• _Provided material_

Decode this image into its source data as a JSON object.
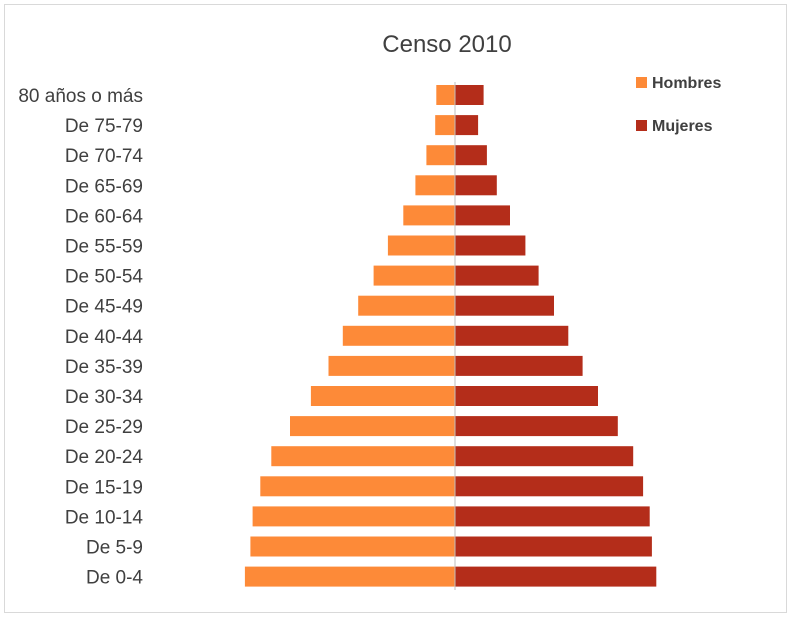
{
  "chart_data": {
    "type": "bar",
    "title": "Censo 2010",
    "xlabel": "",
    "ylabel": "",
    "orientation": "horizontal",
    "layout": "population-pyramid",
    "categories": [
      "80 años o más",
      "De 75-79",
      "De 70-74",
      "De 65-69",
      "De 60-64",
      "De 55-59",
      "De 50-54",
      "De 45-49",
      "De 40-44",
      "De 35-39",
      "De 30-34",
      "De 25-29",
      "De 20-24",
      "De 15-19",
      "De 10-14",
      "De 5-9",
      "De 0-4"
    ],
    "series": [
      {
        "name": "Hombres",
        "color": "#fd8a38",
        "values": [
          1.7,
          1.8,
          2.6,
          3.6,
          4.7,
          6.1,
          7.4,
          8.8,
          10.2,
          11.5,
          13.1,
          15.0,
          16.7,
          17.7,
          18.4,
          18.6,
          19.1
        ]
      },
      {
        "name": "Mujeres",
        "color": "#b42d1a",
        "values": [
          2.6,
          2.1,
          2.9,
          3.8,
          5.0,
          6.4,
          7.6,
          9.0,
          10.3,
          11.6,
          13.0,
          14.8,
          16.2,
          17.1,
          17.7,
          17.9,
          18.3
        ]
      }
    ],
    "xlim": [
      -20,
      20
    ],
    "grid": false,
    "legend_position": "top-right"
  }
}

==

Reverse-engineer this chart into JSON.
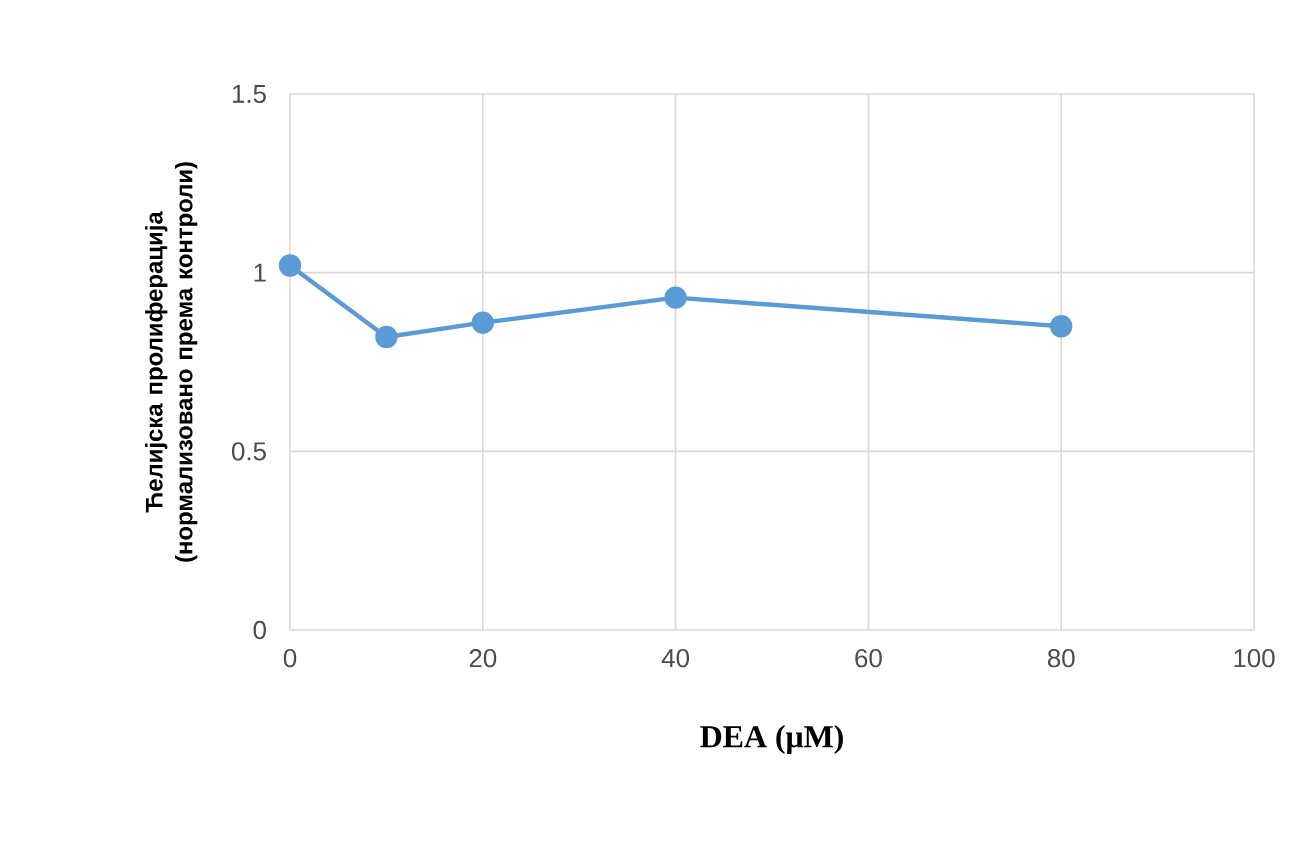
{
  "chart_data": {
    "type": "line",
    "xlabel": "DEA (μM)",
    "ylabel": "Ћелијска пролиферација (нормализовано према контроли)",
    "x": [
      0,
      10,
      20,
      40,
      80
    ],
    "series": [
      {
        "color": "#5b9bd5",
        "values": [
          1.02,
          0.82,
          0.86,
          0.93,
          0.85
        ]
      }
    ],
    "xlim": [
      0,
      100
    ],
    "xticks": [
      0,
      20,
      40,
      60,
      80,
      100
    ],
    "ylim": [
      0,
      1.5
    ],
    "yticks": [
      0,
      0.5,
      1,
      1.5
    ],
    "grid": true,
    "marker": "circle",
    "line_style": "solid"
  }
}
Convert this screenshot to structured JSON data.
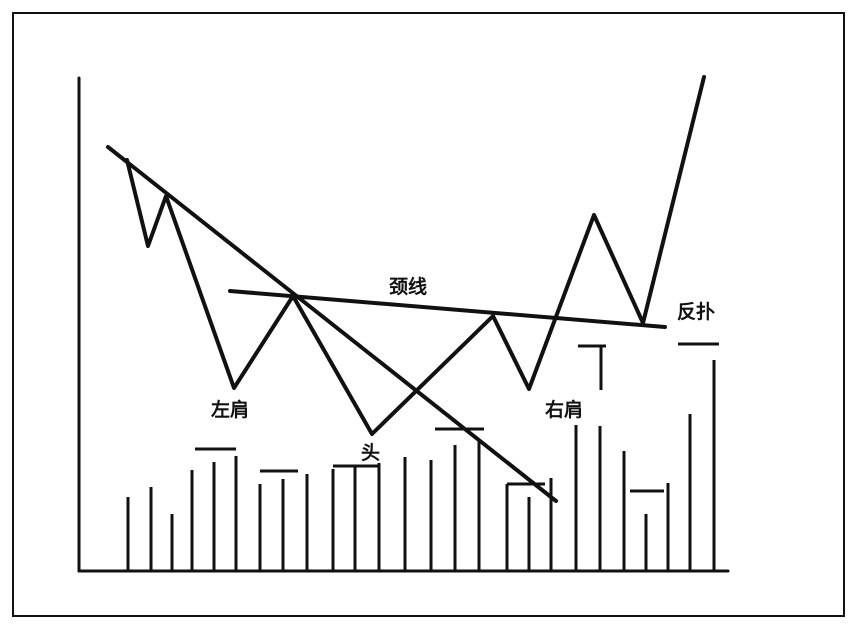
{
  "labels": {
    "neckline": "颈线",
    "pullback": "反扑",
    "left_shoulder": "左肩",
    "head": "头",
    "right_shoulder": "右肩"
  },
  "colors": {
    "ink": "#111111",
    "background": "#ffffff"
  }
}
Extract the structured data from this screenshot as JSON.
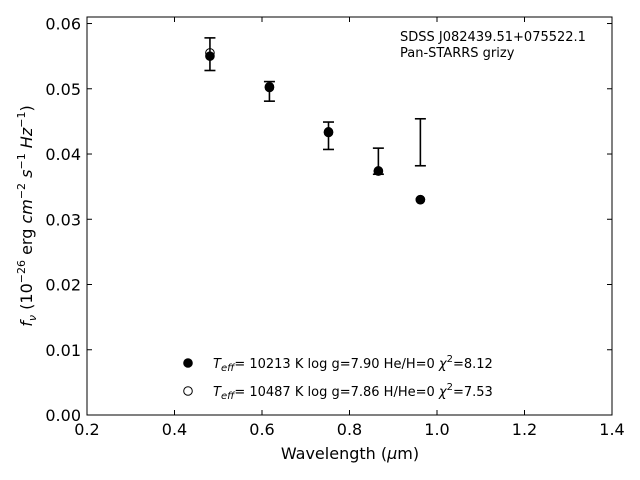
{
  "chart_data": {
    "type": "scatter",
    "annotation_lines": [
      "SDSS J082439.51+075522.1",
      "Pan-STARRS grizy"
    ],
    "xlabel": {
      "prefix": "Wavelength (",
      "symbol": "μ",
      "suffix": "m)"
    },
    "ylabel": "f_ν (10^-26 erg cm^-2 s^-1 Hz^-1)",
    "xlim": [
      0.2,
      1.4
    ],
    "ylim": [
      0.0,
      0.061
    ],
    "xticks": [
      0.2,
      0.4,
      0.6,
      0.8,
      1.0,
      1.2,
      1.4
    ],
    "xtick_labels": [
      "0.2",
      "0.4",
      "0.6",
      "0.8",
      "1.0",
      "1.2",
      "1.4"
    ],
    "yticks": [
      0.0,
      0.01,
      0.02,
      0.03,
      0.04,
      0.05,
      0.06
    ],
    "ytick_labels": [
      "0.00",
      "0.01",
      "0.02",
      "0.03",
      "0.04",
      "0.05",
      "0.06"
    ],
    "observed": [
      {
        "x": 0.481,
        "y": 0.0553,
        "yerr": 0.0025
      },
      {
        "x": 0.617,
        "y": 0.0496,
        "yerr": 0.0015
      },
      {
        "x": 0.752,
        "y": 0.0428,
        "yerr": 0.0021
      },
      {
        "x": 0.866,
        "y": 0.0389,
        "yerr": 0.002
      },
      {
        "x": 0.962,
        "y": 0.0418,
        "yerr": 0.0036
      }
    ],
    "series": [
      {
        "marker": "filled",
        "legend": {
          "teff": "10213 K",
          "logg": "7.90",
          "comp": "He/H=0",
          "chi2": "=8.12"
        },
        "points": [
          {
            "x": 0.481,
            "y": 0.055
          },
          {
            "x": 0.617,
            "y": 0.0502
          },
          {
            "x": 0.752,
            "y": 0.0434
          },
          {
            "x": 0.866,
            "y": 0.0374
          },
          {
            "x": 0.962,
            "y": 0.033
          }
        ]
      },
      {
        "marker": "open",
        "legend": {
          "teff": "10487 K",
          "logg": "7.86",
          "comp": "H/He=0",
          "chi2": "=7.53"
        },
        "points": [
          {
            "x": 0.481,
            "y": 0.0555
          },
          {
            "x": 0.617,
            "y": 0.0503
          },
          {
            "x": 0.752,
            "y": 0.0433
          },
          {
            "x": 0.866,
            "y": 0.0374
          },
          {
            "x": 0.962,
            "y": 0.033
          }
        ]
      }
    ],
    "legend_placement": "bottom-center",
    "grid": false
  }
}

--

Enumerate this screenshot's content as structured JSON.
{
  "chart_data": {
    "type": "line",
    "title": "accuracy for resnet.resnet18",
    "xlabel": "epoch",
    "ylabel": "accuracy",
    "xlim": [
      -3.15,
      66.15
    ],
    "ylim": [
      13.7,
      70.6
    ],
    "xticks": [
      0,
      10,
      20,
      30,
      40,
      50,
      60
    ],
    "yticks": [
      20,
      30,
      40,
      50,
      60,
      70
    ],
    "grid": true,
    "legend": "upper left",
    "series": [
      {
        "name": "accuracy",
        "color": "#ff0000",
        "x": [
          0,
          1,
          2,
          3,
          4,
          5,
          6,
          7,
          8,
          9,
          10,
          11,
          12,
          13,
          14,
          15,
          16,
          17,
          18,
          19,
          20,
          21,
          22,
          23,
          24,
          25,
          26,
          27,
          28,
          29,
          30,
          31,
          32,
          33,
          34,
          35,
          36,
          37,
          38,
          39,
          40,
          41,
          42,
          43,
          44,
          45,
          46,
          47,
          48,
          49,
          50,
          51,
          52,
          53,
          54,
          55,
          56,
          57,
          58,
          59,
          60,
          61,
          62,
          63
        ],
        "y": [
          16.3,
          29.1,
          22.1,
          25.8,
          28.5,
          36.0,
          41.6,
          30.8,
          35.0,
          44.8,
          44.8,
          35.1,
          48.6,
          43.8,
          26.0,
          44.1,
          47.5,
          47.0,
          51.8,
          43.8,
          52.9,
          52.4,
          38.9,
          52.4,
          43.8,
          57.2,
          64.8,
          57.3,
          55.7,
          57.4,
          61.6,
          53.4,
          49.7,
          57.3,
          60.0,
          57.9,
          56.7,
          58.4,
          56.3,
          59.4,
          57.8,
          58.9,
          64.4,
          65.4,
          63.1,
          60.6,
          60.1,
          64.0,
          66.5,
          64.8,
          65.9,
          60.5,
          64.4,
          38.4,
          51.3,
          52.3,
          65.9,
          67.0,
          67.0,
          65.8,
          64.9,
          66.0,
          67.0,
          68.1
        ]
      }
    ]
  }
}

• _Set problem_
Pick out every line holding the string "grid" and return it.

• _Result of the task_
    "grid": false,
    "grid": true,
    "grid": false
    "grid": true,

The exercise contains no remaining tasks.